▶ **STATED PROBLEM**
Copy out each line of the data that holds the word "this".

== DATASET RECORDS ==

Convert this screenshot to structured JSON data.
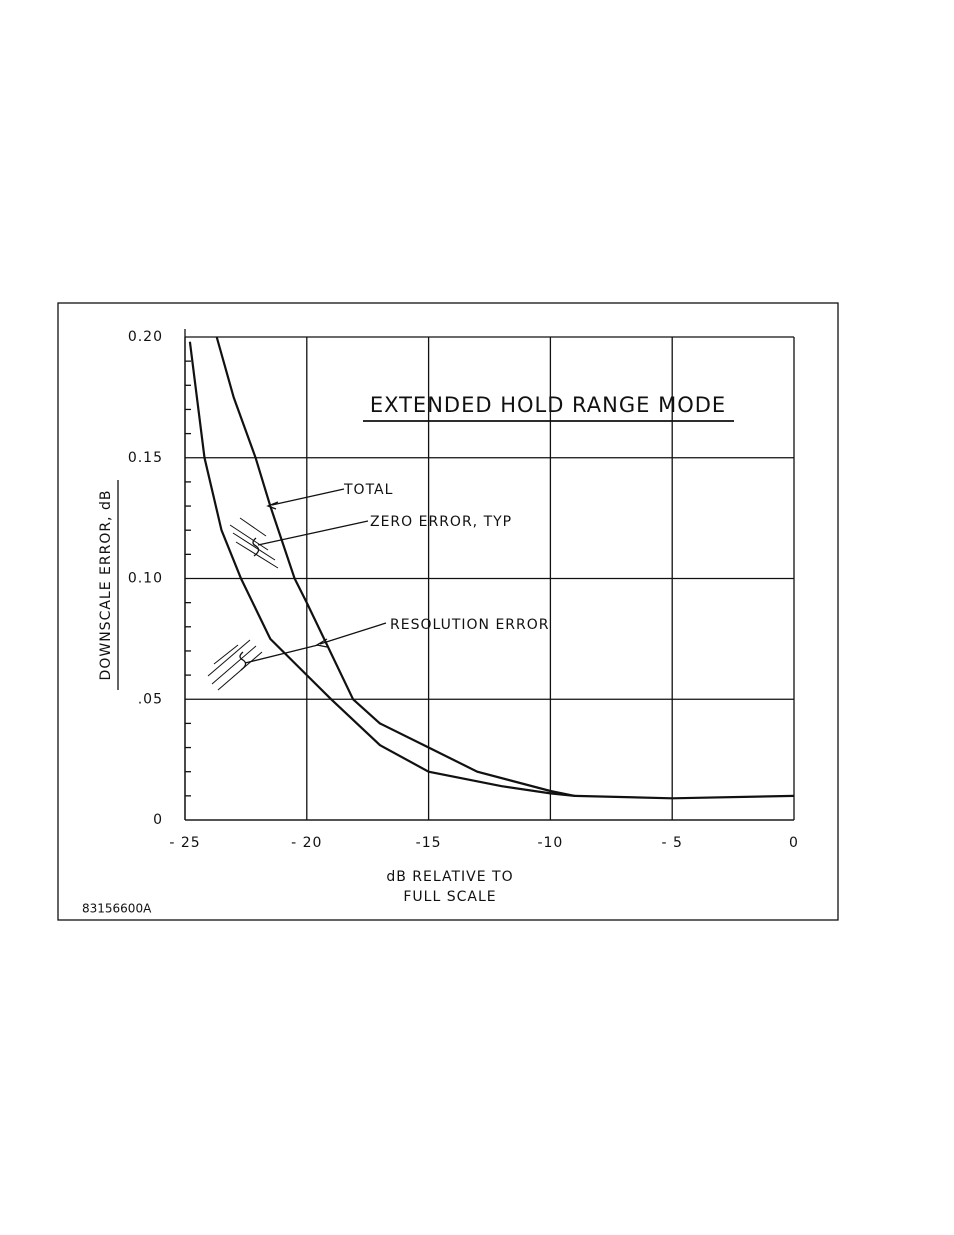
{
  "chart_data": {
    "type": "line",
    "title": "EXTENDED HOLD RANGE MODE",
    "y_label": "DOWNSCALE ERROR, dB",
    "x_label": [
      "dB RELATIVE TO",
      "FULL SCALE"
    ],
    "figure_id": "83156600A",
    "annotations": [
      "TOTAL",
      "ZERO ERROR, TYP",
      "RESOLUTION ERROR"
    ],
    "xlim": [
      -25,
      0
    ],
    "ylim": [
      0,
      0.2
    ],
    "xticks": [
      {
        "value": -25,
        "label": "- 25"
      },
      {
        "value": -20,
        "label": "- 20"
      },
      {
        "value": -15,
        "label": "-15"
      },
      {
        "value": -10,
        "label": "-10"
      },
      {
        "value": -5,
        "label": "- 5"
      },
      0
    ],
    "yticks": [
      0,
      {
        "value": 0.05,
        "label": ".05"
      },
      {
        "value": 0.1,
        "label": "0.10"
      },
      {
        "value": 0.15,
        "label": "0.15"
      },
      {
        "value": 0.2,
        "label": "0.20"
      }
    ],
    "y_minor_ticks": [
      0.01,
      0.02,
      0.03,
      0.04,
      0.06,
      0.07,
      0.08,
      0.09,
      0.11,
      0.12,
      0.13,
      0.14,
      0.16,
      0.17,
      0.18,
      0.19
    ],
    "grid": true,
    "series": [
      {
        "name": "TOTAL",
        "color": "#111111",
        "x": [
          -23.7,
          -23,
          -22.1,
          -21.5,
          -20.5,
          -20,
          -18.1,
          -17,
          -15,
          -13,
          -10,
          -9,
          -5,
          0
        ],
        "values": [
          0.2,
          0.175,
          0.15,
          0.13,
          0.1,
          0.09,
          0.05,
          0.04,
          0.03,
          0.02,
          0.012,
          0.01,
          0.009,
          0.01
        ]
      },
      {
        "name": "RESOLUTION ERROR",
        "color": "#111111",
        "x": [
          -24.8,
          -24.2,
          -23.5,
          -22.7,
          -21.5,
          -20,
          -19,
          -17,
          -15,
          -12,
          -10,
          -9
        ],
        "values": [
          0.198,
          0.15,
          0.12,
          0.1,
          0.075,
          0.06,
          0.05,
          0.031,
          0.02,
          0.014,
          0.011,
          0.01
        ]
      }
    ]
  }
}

===
== DATASET RECORDS ==

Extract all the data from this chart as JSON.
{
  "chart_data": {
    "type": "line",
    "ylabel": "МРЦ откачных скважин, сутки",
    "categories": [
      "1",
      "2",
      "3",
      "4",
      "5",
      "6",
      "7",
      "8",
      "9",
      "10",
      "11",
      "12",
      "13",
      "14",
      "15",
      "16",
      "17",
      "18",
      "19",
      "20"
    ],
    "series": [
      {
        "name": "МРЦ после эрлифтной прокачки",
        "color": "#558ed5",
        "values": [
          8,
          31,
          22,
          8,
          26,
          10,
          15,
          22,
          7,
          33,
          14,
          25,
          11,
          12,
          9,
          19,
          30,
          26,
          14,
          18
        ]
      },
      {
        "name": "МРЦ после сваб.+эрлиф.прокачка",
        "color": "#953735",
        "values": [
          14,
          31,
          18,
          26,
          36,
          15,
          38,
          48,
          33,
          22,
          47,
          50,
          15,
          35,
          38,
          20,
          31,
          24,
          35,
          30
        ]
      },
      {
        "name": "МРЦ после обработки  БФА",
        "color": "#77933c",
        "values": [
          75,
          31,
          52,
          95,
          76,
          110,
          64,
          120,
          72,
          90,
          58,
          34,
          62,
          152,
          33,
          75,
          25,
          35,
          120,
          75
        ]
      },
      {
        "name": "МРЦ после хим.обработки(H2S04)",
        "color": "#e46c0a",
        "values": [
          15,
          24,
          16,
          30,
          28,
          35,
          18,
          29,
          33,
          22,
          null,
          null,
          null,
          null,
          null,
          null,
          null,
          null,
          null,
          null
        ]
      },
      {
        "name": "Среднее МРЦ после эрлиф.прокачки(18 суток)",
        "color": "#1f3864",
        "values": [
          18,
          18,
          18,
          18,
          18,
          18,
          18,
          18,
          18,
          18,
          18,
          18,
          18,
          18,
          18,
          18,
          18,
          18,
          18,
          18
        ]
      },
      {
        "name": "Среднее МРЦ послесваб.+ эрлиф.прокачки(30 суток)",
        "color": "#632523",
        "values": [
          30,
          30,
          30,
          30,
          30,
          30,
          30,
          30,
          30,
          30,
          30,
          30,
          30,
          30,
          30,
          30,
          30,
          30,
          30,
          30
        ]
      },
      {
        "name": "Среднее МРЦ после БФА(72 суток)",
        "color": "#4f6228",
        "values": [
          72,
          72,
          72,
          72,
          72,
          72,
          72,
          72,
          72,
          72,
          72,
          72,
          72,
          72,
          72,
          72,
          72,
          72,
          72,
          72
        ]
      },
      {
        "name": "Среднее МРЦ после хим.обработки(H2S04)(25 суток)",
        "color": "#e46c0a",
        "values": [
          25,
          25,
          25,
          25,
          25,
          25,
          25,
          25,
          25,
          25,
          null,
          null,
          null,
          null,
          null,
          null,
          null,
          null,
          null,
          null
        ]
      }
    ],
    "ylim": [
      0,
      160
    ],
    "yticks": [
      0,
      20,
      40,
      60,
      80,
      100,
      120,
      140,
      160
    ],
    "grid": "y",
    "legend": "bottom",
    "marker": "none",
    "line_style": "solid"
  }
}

===

▶ **WRITTEN ANSWER**
Convert this screenshot to structured JSON data.
Extract all the data from this chart as JSON.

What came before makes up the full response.